CONSIGNE: Selon le texte fourni, pour quel motif la mairie de Bucarest a-t-elle rejeté la demande le 22 mai 2015 ?

TEXTE FOURNI:
-=-=-=-=-

4. La société requérante sollicita donc l’accord de la mairie de Bucarest. Le 2 décembre 2014, celle-ci refusa d’accéder à la demande au motif que les dispositions légales relatives à la reconnaissance des servitudes de passage sur les terrains appartenant au domaine public avaient été abrogées.

5. La société requérante s’adressa à nouveau à la mairie de Bucarest, évoquant, entre autres, la possibilité de régler la question du droit de passage par le biais d’une concession du terrain sur lequel avait été aménagée la nouvelle voie d’accès. Le 22 mai 2015, la mairie refusa d’accéder à cette demande au motif qu’une voie d’accès ne pouvait être mise en place qu’après élaboration d’un « plan d’urbanisme » pour la zone en question.

-=-=-=-=-

ITEMS:
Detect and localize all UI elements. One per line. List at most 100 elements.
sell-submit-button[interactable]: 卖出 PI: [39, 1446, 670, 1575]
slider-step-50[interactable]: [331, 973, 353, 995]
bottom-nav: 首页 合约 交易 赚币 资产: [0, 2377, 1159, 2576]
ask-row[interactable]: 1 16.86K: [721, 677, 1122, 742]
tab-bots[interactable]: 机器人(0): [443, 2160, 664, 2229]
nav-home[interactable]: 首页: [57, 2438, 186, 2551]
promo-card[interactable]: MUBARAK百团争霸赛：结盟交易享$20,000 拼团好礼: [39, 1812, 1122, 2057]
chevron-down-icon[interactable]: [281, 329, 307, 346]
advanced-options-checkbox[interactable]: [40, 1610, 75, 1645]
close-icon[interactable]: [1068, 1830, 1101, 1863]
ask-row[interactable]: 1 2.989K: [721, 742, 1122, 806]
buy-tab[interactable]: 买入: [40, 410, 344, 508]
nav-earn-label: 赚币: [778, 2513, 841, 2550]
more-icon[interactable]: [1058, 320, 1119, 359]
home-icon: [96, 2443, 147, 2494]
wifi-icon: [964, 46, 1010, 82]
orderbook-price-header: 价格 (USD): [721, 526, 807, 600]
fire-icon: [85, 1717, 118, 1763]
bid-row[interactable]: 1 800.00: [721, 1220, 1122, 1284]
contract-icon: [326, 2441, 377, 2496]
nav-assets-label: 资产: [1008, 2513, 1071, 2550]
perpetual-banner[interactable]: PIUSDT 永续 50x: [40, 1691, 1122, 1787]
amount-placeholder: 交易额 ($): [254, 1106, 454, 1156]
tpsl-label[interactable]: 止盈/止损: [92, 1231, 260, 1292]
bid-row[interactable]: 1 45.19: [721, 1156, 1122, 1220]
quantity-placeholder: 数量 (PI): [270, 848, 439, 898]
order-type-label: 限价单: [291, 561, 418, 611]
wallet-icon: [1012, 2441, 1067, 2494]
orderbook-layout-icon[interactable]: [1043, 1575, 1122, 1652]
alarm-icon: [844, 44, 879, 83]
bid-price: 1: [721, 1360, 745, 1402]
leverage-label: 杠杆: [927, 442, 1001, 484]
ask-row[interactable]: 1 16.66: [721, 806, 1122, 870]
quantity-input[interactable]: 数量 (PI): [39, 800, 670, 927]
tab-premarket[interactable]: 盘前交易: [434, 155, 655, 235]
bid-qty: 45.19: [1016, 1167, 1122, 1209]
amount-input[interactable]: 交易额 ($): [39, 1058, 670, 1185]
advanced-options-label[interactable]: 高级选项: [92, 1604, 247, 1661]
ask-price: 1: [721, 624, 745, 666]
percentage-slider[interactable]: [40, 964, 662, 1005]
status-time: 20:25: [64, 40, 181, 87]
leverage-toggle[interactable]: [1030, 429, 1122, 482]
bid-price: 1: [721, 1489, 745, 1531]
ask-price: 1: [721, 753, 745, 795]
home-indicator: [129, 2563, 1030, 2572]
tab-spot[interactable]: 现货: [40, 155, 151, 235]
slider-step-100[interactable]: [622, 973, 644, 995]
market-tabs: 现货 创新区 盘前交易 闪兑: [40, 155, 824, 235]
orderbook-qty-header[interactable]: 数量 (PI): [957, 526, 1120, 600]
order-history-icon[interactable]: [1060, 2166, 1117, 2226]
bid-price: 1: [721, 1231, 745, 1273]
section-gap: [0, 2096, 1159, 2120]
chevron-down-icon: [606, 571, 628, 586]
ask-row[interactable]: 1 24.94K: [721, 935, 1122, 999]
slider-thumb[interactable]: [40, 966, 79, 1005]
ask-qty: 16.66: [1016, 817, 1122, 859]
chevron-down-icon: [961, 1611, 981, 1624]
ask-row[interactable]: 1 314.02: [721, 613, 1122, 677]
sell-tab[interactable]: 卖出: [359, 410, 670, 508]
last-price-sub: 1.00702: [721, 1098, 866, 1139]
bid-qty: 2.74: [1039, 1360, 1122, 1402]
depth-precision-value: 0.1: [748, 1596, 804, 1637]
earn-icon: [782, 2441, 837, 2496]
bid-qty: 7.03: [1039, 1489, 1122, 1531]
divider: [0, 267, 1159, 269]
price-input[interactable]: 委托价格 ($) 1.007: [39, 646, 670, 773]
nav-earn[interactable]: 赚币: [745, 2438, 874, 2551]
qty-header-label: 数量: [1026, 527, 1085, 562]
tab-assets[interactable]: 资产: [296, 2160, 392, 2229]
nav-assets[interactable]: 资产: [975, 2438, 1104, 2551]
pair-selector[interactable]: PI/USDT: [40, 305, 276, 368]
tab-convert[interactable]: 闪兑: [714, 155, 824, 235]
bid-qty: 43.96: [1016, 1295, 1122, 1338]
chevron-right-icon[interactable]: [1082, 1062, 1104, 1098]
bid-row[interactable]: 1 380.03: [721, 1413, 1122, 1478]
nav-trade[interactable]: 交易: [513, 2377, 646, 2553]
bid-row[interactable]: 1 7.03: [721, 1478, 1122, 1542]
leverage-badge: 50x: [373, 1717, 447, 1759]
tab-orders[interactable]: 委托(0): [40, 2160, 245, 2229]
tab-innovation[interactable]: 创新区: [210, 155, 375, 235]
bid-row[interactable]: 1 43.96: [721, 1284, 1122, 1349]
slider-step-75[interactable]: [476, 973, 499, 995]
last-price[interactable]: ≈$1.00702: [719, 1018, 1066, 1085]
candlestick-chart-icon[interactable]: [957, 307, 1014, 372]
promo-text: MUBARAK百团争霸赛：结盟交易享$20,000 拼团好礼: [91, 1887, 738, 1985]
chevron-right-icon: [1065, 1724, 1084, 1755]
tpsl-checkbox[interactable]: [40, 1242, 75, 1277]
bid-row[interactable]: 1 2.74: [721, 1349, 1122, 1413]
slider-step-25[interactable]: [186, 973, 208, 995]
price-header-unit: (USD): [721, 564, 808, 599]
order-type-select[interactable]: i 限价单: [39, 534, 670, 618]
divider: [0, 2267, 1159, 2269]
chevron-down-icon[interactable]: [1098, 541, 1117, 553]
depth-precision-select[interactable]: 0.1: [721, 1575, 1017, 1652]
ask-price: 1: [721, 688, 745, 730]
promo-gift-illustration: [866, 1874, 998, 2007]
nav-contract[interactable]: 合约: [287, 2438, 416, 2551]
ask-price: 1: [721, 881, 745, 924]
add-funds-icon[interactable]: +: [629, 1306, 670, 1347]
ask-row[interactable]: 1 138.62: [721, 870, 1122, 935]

-=-=-=-=-

RÉPONSE COMPLÈTE: Une voie d’accès ne pouvait être mise en place qu’après élaboration d’un « plan d’urbanisme » pour la zone en question.